▸ **What to work on**
Each record below is to be reproduced without any change.

* * * *

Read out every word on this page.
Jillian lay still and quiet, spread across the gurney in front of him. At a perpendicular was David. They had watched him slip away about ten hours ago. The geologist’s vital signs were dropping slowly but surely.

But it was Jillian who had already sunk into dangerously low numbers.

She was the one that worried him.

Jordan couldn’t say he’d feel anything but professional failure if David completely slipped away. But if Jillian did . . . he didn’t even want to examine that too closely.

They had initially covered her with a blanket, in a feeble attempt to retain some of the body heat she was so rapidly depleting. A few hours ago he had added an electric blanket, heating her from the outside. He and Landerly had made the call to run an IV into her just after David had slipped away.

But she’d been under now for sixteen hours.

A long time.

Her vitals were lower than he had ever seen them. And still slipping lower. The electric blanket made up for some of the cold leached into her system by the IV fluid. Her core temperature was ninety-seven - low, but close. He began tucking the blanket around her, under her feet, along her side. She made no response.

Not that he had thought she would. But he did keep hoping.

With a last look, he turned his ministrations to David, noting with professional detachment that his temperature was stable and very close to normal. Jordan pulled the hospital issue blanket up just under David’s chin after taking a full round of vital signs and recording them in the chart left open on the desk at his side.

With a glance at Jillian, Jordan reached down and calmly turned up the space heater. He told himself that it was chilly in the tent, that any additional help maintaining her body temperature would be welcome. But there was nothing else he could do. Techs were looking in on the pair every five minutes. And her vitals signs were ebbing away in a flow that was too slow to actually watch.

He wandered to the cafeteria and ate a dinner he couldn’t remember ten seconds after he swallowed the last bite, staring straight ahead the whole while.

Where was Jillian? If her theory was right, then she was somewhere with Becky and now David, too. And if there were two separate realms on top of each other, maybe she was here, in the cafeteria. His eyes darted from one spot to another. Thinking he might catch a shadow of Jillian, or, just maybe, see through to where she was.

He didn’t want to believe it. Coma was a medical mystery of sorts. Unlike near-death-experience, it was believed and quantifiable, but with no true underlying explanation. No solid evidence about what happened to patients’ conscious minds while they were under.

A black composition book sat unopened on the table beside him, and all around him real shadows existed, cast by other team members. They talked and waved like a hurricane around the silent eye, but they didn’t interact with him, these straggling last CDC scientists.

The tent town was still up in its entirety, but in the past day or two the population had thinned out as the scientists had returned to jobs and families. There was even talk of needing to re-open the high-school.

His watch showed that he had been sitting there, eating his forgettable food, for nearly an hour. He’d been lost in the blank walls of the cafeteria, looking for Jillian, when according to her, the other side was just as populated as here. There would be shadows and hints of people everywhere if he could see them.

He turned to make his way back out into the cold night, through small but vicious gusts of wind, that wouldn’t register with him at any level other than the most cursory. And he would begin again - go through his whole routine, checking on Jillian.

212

* * * *

▸ **Solution below**
Read out every word on this page.
Jillian lay still and quiet, spread across the gurney in front of him. At a perpendicular was David. They had watched him slip away about ten hours ago. The geologist’s vital signs were dropping slowly but surely.

But it was Jillian who had already sunk into dangerously low numbers.

She was the one that worried him.

Jordan couldn’t say he’d feel anything but professional failure if David completely slipped away. But if Jillian did . . . he didn’t even want to examine that too closely.

They had initially covered her with a blanket, in a feeble attempt to retain some of the body heat she was so rapidly depleting. A few hours ago he had added an electric blanket, heating her from the outside. He and Landerly had made the call to run an IV into her just after David had slipped away.

But she’d been under now for sixteen hours.

A long time.

Her vitals were lower than he had ever seen them. And still slipping lower. The electric blanket made up for some of the cold leached into her system by the IV fluid. Her core temperature was ninety-seven - low, but close. He began tucking the blanket around her, under her feet, along her side. She made no response.

Not that he had thought she would. But he did keep hoping.

With a last look, he turned his ministrations to David, noting with professional detachment that his temperature was stable and very close to normal. Jordan pulled the hospital issue blanket up just under David’s chin after taking a full round of vital signs and recording them in the chart left open on the desk at his side.

With a glance at Jillian, Jordan reached down and calmly turned up the space heater. He told himself that it was chilly in the tent, that any additional help maintaining her body temperature would be welcome. But there was nothing else he could do. Techs were looking in on the pair every five minutes. And her vitals signs were ebbing away in a flow that was too slow to actually watch.

He wandered to the cafeteria and ate a dinner he couldn’t remember ten seconds after he swallowed the last bite, staring straight ahead the whole while.

Where was Jillian? If her theory was right, then she was somewhere with Becky and now David, too. And if there were two separate realms on top of each other, maybe she was here, in the cafeteria. His eyes darted from one spot to another. Thinking he might catch a shadow of Jillian, or, just maybe, see through to where she was.

He didn’t want to believe it. Coma was a medical mystery of sorts. Unlike near-death-experience, it was believed and quantifiable, but with no true underlying explanation. No solid evidence about what happened to patients’ conscious minds while they were under.

A black composition book sat unopened on the table beside him, and all around him real shadows existed, cast by other team members. They talked and waved like a hurricane around the silent eye, but they didn’t interact with him, these straggling last CDC scientists.

The tent town was still up in its entirety, but in the past day or two the population had thinned out as the scientists had returned to jobs and families. There was even talk of needing to re-open the high-school.

His watch showed that he had been sitting there, eating his forgettable food, for nearly an hour. He’d been lost in the blank walls of the cafeteria, looking for Jillian, when according to her, the other side was just as populated as here. There would be shadows and hints of people everywhere if he could see them.

He turned to make his way back out into the cold night, through small but vicious gusts of wind, that wouldn’t register with him at any level other than the most cursory. And he would begin again - go through his whole routine, checking on Jillian.

212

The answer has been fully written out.